On this episode of The Handoff, healthcare industry veteran Lori Armstrong shares workforce insights from her 35 years as a clinician, a nurse leader and a consultant to healthcare leaders. She and Dan discuss the best way to incorporate flexible workers into your culture, why she thinks travel nurses are an untapped resource and how a travel nurse once stepped in to help when one of her hospitals was in the midst of a crisis. Lori also discusses trends from the conversations she’s having with hospitals around staffing and flexible work, why she advises her clients to treat flexible workers like family and why the idea that flexible workers cost more than staff clinicians is actually a fallacy. 


Lori is a transformational leader in the healthcare industry, and has been a healthcare executive and Nurse at several prestigious healthcare facilities around the nation, including Kaiser Permanente, Texas Childrens, New York Presbyterian and Stanford University. Today Lori is the CEO & Chief Clinical Officer of her own consulting firm, the Armstrong Reliability Group, where she helps to equip healthcare leaders and organizations with the skills to achieve and sustain change.

Transcript

Dan:
Lori, great to have you.

Lori:
Thanks. So glad to be here.

Dan:
Lori, tell us a little bit about your background.

Lori:
Well, I've been a nurse for over 25 years and my original clinical background and training is neonatal nursing. So I started out with the tiniest, most fragile and vulnerable patient and I always share that because it was truly there that I learned the impact that frontline hands-on clinical nurses have on the outcomes of babies, but also on the outcomes of families. So that takes you from an episode of time to a lifetime of a patient and just thankful for that background. Then once I really learned the magic that happens at the bedside, I was hooked from then on and wanted to make a difference in a bigger, broader way. So going into leadership was a natural progression and I really, I think you'd say I rose through the ranks in a very traditional fashion. Assistant nurse manager, nurse manager, director, and then I always had my heart set on being a chief nurse. And I'm very grateful, for the past 15 years I've been a chief nurse at some mere organizations, most recently as chief nurse executive at Kaiser, Santa Clara in Northern California.

Dan:
That's great. So you did take more of the traditional path.

Lori:
Absolutely.

Dan:
Did you have any non-traditional roles in your experience?

Lori:
I think that although my leadership path when you look at it at a bit of a high level is very traditional, but I always took on different and varied opportunities. For example, when I was a director of a clinical service line, the opportunity became available to be a director of the nursing education department. So a little one traditional in the sense is I wasn't formally educated in being a clinical nurse specialist or educator, but I was very passionate about the role of preparation and leadership development of the entire nursing workforce. So when I was at Stanford Children's Hospital, Lucile Packard, I was given the opportunity to go into from an operational world to a more support role and lead their center for nursing excellence. And that was a great opportunity. But as I said, I was always open to other things but I guess you could summarize it's been primarily traditional.

Dan:
Well, yeah. And all those roles lead you into that chief nurse executive because you are managing the education, the frontline, the business and all those types of things. So I'm sure that was a added value to you.

Lori:
Well, added value because the support departments feel that operations always has more influence. And I learned in me director of center for nursing excellence role that the CNS, the educator support, are our frontline staff. And in terms of leadership development, 365 days a year, and may need input and may need support as well, not just inpatient.

------------------------------

Retype the passage from the podcast episode page from "Lori is a transformational" up to and including "to be here.".

------------------------------

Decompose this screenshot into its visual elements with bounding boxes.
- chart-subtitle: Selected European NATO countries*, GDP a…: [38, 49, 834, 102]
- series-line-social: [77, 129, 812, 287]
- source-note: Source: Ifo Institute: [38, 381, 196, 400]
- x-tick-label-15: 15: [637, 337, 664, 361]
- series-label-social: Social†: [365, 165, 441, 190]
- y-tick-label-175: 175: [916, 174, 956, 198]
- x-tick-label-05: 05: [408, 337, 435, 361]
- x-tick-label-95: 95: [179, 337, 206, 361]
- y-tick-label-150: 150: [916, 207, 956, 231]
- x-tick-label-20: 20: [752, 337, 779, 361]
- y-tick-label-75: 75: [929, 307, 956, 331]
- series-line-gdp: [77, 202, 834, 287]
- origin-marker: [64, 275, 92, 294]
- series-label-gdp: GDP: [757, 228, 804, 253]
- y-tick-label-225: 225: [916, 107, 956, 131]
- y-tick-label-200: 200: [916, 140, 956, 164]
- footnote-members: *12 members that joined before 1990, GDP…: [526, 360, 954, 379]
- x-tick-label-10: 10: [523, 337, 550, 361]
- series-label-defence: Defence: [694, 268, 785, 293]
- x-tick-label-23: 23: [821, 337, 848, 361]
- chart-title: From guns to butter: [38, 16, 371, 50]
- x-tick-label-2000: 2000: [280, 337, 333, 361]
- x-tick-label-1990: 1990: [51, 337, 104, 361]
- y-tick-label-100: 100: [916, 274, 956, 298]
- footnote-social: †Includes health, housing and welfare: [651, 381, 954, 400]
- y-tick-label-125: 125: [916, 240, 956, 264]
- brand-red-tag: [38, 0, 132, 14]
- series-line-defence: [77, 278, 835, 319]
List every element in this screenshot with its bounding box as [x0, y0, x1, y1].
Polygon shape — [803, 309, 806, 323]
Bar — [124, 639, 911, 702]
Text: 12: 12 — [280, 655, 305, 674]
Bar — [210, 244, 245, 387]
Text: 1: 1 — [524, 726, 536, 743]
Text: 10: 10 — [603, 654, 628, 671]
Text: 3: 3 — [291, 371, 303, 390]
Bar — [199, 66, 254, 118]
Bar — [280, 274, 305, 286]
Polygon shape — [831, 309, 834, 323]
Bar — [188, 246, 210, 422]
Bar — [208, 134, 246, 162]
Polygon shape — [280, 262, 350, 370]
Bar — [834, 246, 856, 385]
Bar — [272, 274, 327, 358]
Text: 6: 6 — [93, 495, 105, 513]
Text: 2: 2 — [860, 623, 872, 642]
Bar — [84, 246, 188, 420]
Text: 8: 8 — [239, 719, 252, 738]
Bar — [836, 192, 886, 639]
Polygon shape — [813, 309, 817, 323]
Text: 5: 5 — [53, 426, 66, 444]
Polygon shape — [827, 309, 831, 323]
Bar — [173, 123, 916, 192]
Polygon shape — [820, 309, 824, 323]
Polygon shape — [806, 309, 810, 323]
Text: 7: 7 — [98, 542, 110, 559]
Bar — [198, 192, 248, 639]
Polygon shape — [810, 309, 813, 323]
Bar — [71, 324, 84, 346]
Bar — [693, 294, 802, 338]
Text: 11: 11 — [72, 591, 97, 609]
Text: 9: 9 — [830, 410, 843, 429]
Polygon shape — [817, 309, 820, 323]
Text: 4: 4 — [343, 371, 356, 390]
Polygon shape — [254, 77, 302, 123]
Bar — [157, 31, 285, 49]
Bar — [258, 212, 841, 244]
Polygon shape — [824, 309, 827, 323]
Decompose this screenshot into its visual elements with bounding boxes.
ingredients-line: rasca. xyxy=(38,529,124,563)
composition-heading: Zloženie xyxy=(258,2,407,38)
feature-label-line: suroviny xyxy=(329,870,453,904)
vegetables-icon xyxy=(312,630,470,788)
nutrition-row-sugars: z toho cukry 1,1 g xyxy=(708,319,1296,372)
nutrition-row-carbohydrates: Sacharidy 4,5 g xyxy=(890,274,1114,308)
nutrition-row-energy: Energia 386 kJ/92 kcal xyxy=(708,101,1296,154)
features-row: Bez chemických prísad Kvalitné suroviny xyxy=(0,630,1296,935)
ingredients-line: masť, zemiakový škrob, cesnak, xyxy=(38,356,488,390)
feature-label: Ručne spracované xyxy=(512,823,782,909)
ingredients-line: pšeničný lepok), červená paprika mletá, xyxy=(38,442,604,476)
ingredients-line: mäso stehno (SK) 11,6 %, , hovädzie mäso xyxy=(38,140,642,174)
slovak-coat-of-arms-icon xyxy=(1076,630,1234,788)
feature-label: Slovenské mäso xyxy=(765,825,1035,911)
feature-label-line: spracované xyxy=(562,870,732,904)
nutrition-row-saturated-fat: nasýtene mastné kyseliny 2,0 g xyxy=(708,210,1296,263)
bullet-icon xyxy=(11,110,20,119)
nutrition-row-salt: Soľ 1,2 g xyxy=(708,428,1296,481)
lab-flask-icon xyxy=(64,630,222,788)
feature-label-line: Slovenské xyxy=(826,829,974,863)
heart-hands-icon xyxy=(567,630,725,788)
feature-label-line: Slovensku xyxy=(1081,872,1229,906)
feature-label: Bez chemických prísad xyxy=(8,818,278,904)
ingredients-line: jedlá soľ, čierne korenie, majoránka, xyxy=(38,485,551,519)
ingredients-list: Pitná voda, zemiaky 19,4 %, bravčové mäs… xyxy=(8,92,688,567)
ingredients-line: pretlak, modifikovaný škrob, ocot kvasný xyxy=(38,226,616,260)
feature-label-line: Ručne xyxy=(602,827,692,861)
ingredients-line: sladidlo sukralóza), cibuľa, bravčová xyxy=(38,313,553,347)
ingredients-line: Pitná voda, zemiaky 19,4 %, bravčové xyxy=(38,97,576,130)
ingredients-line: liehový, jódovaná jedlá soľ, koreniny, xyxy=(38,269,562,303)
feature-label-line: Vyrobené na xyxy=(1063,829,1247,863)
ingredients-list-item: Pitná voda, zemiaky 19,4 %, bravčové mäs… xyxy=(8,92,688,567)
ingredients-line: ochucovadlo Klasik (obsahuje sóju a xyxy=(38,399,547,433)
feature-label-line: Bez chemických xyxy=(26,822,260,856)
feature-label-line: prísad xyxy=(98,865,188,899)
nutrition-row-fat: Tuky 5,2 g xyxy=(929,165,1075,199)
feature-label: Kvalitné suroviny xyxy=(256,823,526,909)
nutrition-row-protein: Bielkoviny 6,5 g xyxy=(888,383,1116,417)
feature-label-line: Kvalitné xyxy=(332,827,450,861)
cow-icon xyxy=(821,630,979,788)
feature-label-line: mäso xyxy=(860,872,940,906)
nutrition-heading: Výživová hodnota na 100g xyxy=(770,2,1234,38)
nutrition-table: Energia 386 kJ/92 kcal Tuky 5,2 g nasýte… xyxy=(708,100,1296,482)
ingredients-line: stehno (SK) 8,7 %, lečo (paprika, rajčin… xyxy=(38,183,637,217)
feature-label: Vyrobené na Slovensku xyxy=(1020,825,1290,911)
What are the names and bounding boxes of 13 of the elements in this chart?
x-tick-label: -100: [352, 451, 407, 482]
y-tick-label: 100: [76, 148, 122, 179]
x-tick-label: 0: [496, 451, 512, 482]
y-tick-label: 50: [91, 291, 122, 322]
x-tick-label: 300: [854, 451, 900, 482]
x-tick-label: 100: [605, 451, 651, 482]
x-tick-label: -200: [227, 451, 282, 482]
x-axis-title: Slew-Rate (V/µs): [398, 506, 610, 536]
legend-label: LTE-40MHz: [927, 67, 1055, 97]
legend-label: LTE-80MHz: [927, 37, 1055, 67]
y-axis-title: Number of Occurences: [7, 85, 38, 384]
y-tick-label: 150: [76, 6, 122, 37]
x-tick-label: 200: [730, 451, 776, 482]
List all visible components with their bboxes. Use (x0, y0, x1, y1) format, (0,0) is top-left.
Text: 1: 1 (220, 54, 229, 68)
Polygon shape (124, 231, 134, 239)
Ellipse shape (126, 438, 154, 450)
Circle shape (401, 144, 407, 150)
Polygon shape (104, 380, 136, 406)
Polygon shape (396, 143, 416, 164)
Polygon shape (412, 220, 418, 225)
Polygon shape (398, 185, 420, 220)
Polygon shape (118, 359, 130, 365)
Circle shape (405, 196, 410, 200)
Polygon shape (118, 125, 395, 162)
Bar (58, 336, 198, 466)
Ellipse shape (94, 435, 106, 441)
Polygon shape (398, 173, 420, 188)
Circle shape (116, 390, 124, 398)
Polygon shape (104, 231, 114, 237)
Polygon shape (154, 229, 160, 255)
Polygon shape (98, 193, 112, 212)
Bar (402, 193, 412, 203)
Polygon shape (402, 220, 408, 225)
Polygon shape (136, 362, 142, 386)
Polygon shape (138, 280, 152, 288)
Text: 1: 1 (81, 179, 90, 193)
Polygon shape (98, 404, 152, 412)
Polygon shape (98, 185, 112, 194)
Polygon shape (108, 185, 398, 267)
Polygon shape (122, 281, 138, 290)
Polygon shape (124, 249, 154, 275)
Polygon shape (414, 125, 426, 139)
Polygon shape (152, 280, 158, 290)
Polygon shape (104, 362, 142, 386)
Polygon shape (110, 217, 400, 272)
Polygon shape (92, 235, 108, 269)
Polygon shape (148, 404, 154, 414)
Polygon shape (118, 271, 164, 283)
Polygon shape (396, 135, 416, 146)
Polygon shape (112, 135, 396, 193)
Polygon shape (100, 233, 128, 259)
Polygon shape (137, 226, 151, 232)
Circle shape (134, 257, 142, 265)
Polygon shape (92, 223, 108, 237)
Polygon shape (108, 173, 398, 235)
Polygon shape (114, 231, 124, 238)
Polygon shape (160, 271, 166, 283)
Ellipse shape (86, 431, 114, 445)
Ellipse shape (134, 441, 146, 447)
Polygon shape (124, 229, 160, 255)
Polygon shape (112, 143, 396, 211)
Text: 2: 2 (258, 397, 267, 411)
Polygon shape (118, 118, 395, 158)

------------------------------

ANSWER SECTION:
Lori is a transformational leader in the healthcare industry, and has been a healthcare executive and Nurse at several prestigious healthcare facilities around the nation, including Kaiser Permanente, Texas Childrens, New York Presbyterian and Stanford University. Today Lori is the CEO & Chief Clinical Officer of her own consulting firm, the Armstrong Reliability Group, where she helps to equip healthcare leaders and organizations with the skills to achieve and sustain change.

Transcript

Dan:
Lori, great to have you.

Lori:
Thanks. So glad to be here.